**Aim of the exercise**
Write out, unchanged, the lines from the one holding "OCR this image." to the close of the listing. Both the first and last lines belong in it.

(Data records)

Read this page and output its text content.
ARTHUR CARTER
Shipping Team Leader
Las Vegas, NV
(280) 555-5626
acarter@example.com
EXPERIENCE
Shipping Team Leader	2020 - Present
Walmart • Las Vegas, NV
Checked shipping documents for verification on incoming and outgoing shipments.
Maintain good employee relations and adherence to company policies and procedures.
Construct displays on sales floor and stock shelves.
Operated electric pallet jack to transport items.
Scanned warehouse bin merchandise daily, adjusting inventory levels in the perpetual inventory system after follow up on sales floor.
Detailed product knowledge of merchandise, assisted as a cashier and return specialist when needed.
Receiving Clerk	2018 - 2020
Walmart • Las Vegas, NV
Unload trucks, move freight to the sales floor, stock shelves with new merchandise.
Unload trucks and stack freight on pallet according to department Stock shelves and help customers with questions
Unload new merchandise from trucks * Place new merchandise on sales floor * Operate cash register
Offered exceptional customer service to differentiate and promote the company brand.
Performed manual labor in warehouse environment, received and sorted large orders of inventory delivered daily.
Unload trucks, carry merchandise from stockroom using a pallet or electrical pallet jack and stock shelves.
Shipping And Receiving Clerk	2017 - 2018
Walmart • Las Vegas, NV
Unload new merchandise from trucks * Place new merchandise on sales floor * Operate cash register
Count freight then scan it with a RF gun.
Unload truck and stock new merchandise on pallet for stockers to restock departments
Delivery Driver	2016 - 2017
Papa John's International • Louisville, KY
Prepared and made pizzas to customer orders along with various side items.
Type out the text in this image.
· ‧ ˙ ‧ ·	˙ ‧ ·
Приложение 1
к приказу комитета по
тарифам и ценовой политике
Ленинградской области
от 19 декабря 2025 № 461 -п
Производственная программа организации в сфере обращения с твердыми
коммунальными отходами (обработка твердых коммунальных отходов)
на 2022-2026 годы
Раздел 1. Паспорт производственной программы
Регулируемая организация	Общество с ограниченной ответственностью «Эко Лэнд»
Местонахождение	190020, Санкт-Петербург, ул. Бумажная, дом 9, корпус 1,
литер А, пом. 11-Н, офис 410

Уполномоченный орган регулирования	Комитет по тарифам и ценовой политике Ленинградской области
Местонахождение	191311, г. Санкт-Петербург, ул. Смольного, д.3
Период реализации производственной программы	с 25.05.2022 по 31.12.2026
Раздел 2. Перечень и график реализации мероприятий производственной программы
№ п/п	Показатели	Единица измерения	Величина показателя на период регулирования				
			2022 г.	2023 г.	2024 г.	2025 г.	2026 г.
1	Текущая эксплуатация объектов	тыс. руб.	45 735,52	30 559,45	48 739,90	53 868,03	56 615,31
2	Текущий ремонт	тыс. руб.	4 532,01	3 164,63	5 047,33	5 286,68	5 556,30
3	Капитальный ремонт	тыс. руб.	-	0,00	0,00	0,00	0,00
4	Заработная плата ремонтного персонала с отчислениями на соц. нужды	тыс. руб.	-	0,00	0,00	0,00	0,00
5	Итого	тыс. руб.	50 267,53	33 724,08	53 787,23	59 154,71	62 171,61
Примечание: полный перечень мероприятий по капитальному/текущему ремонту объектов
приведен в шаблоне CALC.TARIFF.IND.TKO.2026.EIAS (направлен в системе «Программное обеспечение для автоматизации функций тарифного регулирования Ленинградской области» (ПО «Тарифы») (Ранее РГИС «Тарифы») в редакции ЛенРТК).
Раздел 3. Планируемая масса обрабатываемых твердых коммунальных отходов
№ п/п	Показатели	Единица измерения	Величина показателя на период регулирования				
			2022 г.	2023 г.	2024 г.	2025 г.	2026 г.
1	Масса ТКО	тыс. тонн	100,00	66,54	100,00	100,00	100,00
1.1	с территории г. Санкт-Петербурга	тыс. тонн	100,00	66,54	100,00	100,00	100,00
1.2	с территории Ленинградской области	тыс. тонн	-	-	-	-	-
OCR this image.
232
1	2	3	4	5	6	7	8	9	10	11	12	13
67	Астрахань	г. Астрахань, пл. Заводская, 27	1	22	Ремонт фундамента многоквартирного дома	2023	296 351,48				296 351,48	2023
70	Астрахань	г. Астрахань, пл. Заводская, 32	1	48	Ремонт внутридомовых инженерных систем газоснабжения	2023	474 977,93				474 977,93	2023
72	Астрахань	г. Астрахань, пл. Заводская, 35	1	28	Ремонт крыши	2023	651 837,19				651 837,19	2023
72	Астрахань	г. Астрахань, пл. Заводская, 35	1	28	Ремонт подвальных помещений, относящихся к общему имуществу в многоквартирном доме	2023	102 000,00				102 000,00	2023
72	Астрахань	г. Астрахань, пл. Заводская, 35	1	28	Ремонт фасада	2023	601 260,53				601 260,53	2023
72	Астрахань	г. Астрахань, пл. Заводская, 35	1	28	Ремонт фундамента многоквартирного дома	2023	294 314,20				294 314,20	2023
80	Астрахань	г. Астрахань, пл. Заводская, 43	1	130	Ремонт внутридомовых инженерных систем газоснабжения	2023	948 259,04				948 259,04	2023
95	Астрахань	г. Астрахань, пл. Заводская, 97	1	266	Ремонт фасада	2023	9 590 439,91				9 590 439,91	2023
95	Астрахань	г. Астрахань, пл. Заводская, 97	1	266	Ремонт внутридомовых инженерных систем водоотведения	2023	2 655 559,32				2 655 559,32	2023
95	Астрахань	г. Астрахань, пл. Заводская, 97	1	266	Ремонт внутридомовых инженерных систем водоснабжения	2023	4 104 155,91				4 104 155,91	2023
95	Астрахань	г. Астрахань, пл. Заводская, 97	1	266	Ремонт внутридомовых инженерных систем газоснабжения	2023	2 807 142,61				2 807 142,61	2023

**Answer to the exercise**
OCR this image.
232
1	2	3	4	5	6	7	8	9	10	11	12	13
67	Астрахань	г. Астрахань, пл. Заводская, 27	1	22	Ремонт фундамента многоквартирного дома	2023	296 351,48				296 351,48	2023
70	Астрахань	г. Астрахань, пл. Заводская, 32	1	48	Ремонт внутридомовых инженерных систем газоснабжения	2023	474 977,93				474 977,93	2023
72	Астрахань	г. Астрахань, пл. Заводская, 35	1	28	Ремонт крыши	2023	651 837,19				651 837,19	2023
72	Астрахань	г. Астрахань, пл. Заводская, 35	1	28	Ремонт подвальных помещений, относящихся к общему имуществу в многоквартирном доме	2023	102 000,00				102 000,00	2023
72	Астрахань	г. Астрахань, пл. Заводская, 35	1	28	Ремонт фасада	2023	601 260,53				601 260,53	2023
72	Астрахань	г. Астрахань, пл. Заводская, 35	1	28	Ремонт фундамента многоквартирного дома	2023	294 314,20				294 314,20	2023
80	Астрахань	г. Астрахань, пл. Заводская, 43	1	130	Ремонт внутридомовых инженерных систем газоснабжения	2023	948 259,04				948 259,04	2023
95	Астрахань	г. Астрахань, пл. Заводская, 97	1	266	Ремонт фасада	2023	9 590 439,91				9 590 439,91	2023
95	Астрахань	г. Астрахань, пл. Заводская, 97	1	266	Ремонт внутридомовых инженерных систем водоотведения	2023	2 655 559,32				2 655 559,32	2023
95	Астрахань	г. Астрахань, пл. Заводская, 97	1	266	Ремонт внутридомовых инженерных систем водоснабжения	2023	4 104 155,91				4 104 155,91	2023
95	Астрахань	г. Астрахань, пл. Заводская, 97	1	266	Ремонт внутридомовых инженерных систем газоснабжения	2023	2 807 142,61				2 807 142,61	2023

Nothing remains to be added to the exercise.